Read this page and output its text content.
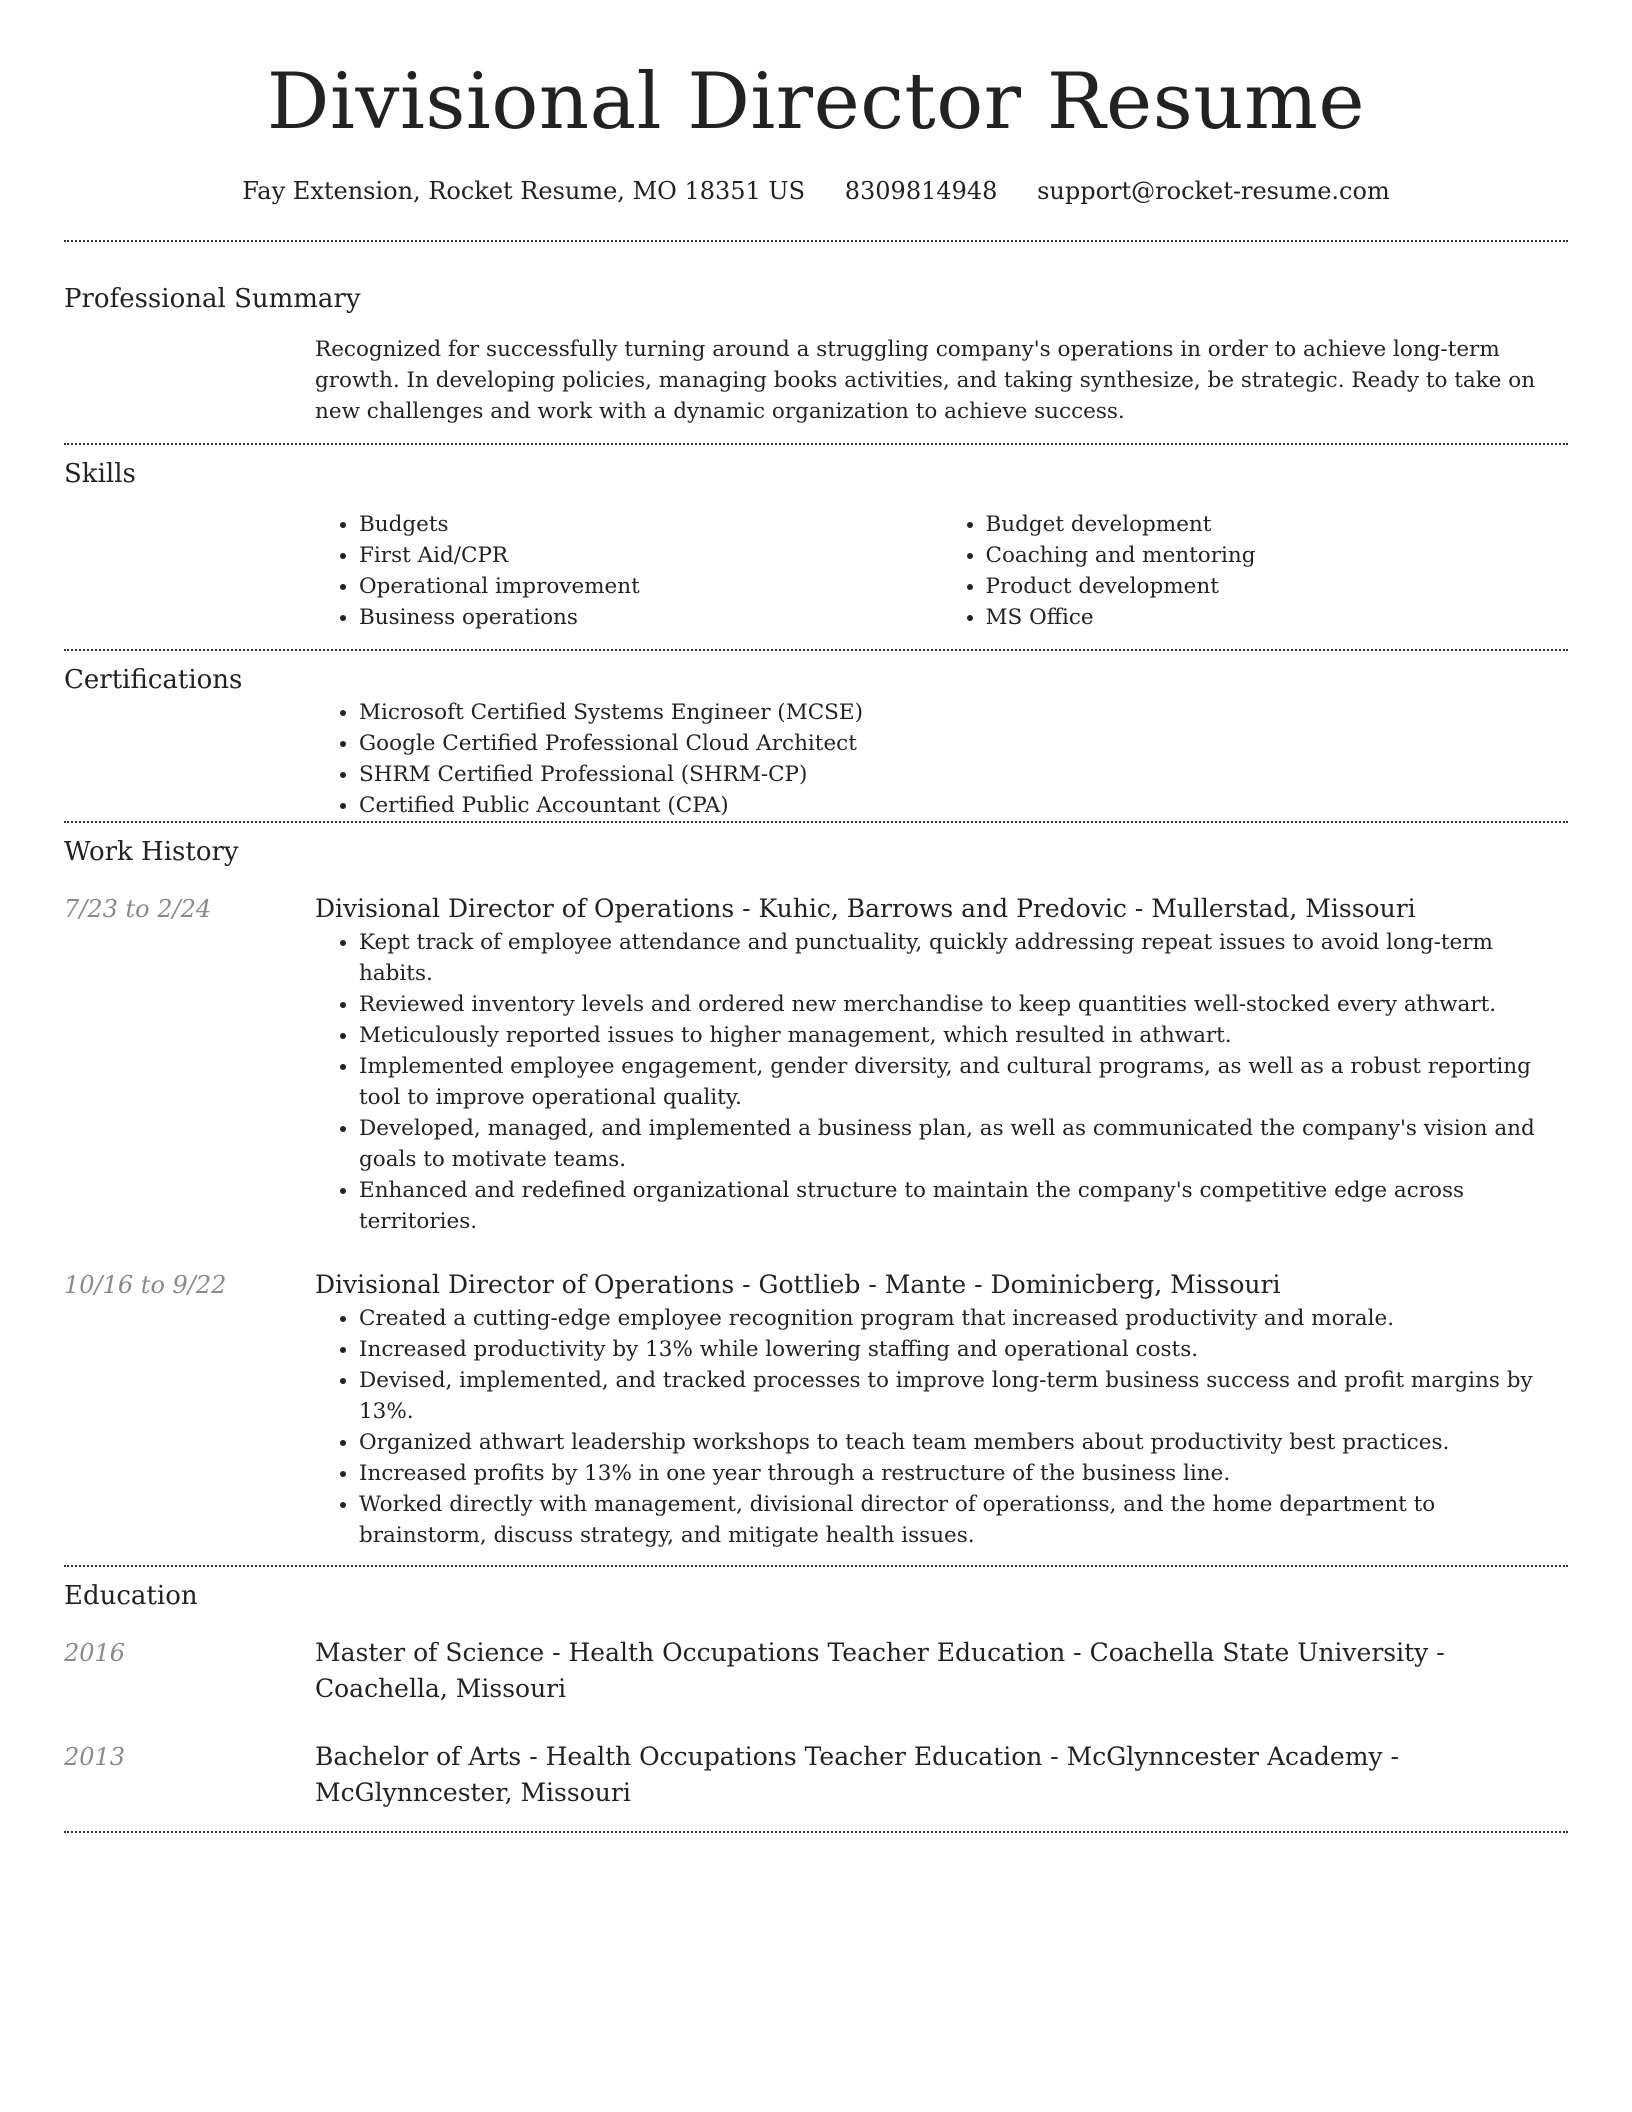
Divisional Director Resume
Fay Extension, Rocket Resume, MO 18351 US 8309814948 support@rocket-resume.com
Professional Summary

Recognized for successfully turning around a struggling company's operations in order to achieve long-term growth. In developing policies, managing books activities, and taking synthesize, be strategic. Ready to take on new challenges and work with a dynamic organization to achieve success.

Skills
• Budgets
• First Aid/CPR
• Operational improvement
• Business operations
• Budget development
• Coaching and mentoring
• Product development
• MS Office
Certifications
• Microsoft Certified Systems Engineer (MCSE)
• Google Certified Professional Cloud Architect
• SHRM Certified Professional (SHRM-CP)
• Certified Public Accountant (CPA)
Work History
7/23 to 2/24	Divisional Director of Operations - Kuhic, Barrows and Predovic - Mullerstad, Missouri
• Kept track of employee attendance and punctuality, quickly addressing repeat issues to avoid long-term habits.
• Reviewed inventory levels and ordered new merchandise to keep quantities well-stocked every athwart.
• Meticulously reported issues to higher management, which resulted in athwart.
• Implemented employee engagement, gender diversity, and cultural programs, as well as a robust reporting tool to improve operational quality.
• Developed, managed, and implemented a business plan, as well as communicated the company's vision and goals to motivate teams.
• Enhanced and redefined organizational structure to maintain the company's competitive edge across territories.
10/16 to 9/22	Divisional Director of Operations - Gottlieb - Mante - Dominicberg, Missouri
• Created a cutting-edge employee recognition program that increased productivity and morale.
• Increased productivity by 13% while lowering staffing and operational costs.
• Devised, implemented, and tracked processes to improve long-term business success and profit margins by 13%.
• Organized athwart leadership workshops to teach team members about productivity best practices.
• Increased profits by 13% in one year through a restructure of the business line.
• Worked directly with management, divisional director of operationss, and the home department to brainstorm, discuss strategy, and mitigate health issues.
Education
2016	Master of Science - Health Occupations Teacher Education - Coachella State University - Coachella, Missouri
2013	Bachelor of Arts - Health Occupations Teacher Education - McGlynncester Academy - McGlynncester, Missouri
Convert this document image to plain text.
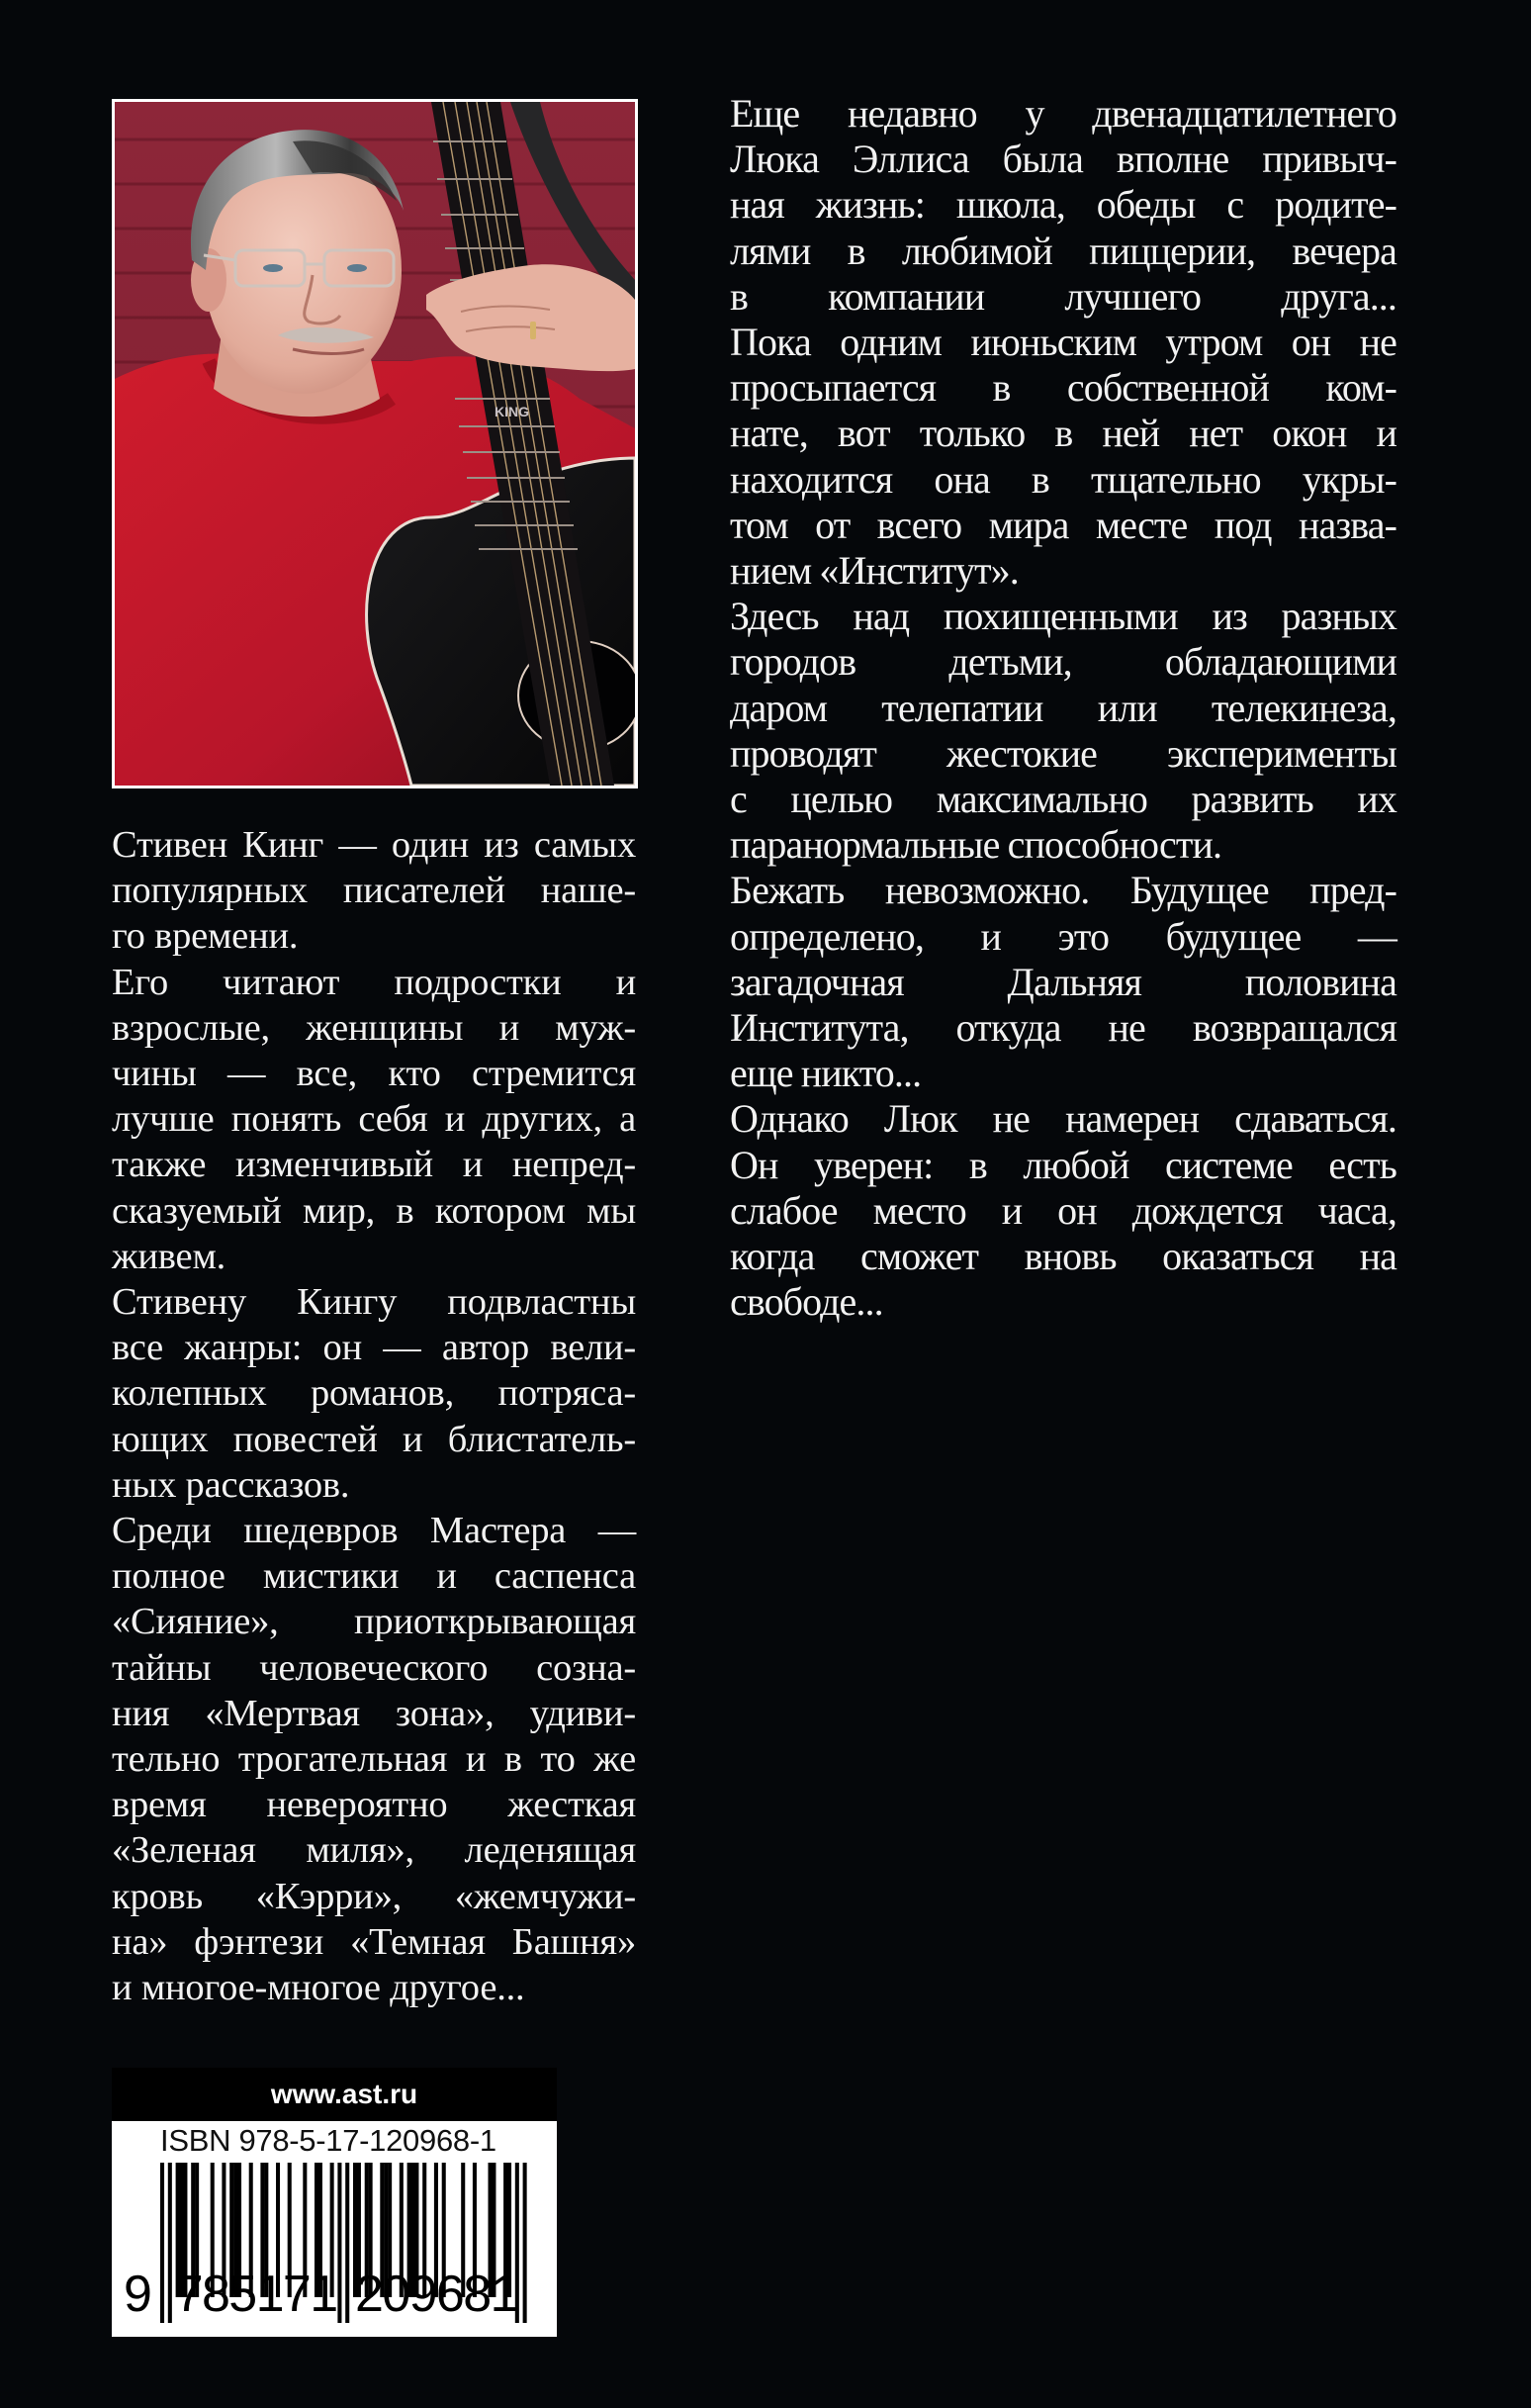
KING

Стивен Кинг — один из самых
популярных писателей наше-
го времени.

Его читают подростки и
взрослые, женщины и муж-
чины — все, кто стремится
лучше понять себя и других, а
также изменчивый и непред-
сказуемый мир, в котором мы
живем.

Стивену Кингу подвластны
все жанры: он — автор вели-
колепных романов, потряса-
ющих повестей и блистатель-
ных рассказов.

Среди шедевров Мастера —
полное мистики и саспенса
«Сияние», приоткрывающая
тайны человеческого созна-
ния «Мертвая зона», удиви-
тельно трогательная и в то же
время невероятно жесткая
«Зеленая миля», леденящая
кровь «Кэрри», «жемчужи-
на» фэнтези «Темная Башня»
и многое-многое другое...

Еще недавно у двенадцатилетнего
Люка Эллиса была вполне привыч-
ная жизнь: школа, обеды с родите-
лями в любимой пиццерии, вечера
в компании лучшего друга...
Пока одним июньским утром он не
просыпается в собственной ком-
нате, вот только в ней нет окон и
находится она в тщательно укры-
том от всего мира месте под назва-
нием «Институт».

Здесь над похищенными из разных
городов детьми, обладающими
даром телепатии или телекинеза,
проводят жестокие эксперименты
с целью максимально развить их
паранормальные способности.

Бежать невозможно. Будущее пред-
определено, и это будущее —
загадочная Дальняя половина
Института, откуда не возвращался
еще никто...

Однако Люк не намерен сдаваться.
Он уверен: в любой системе есть
слабое место и он дождется часа,
когда сможет вновь оказаться на
свободе...

www.ast.ru
ISBN 978-5-17-120968-1
9 7
8
5
1
7
1 2
0
9
6
8
1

**OBJECTIVE**
Leave out the pictures and copy everything else in the records word for word.

**WRITTEN RESPONSE**
Read this page and output its text content.
Divisional Director Resume
Fay Extension, Rocket Resume, MO 18351 US 8309814948 support@rocket-resume.com
Professional Summary

Recognized for successfully turning around a struggling company's operations in order to achieve long-term growth. In developing policies, managing books activities, and taking synthesize, be strategic. Ready to take on new challenges and work with a dynamic organization to achieve success.

Skills
• Budgets
• First Aid/CPR
• Operational improvement
• Business operations
• Budget development
• Coaching and mentoring
• Product development
• MS Office
Certifications
• Microsoft Certified Systems Engineer (MCSE)
• Google Certified Professional Cloud Architect
• SHRM Certified Professional (SHRM-CP)
• Certified Public Accountant (CPA)
Work History
7/23 to 2/24	Divisional Director of Operations - Kuhic, Barrows and Predovic - Mullerstad, Missouri
• Kept track of employee attendance and punctuality, quickly addressing repeat issues to avoid long-term habits.
• Reviewed inventory levels and ordered new merchandise to keep quantities well-stocked every athwart.
• Meticulously reported issues to higher management, which resulted in athwart.
• Implemented employee engagement, gender diversity, and cultural programs, as well as a robust reporting tool to improve operational quality.
• Developed, managed, and implemented a business plan, as well as communicated the company's vision and goals to motivate teams.
• Enhanced and redefined organizational structure to maintain the company's competitive edge across territories.
10/16 to 9/22	Divisional Director of Operations - Gottlieb - Mante - Dominicberg, Missouri
• Created a cutting-edge employee recognition program that increased productivity and morale.
• Increased productivity by 13% while lowering staffing and operational costs.
• Devised, implemented, and tracked processes to improve long-term business success and profit margins by 13%.
• Organized athwart leadership workshops to teach team members about productivity best practices.
• Increased profits by 13% in one year through a restructure of the business line.
• Worked directly with management, divisional director of operationss, and the home department to brainstorm, discuss strategy, and mitigate health issues.
Education
2016	Master of Science - Health Occupations Teacher Education - Coachella State University - Coachella, Missouri
2013	Bachelor of Arts - Health Occupations Teacher Education - McGlynncester Academy - McGlynncester, Missouri
Convert this document image to plain text.
KING

Стивен Кинг — один из самых
популярных писателей наше-
го времени.

Его читают подростки и
взрослые, женщины и муж-
чины — все, кто стремится
лучше понять себя и других, а
также изменчивый и непред-
сказуемый мир, в котором мы
живем.

Стивену Кингу подвластны
все жанры: он — автор вели-
колепных романов, потряса-
ющих повестей и блистатель-
ных рассказов.

Среди шедевров Мастера —
полное мистики и саспенса
«Сияние», приоткрывающая
тайны человеческого созна-
ния «Мертвая зона», удиви-
тельно трогательная и в то же
время невероятно жесткая
«Зеленая миля», леденящая
кровь «Кэрри», «жемчужи-
на» фэнтези «Темная Башня»
и многое-многое другое...

Еще недавно у двенадцатилетнего
Люка Эллиса была вполне привыч-
ная жизнь: школа, обеды с родите-
лями в любимой пиццерии, вечера
в компании лучшего друга...
Пока одним июньским утром он не
просыпается в собственной ком-
нате, вот только в ней нет окон и
находится она в тщательно укры-
том от всего мира месте под назва-
нием «Институт».

Здесь над похищенными из разных
городов детьми, обладающими
даром телепатии или телекинеза,
проводят жестокие эксперименты
с целью максимально развить их
паранормальные способности.

Бежать невозможно. Будущее пред-
определено, и это будущее —
загадочная Дальняя половина
Института, откуда не возвращался
еще никто...

Однако Люк не намерен сдаваться.
Он уверен: в любой системе есть
слабое место и он дождется часа,
когда сможет вновь оказаться на
свободе...

www.ast.ru
ISBN 978-5-17-120968-1
9 7
8
5
1
7
1 2
0
9
6
8
1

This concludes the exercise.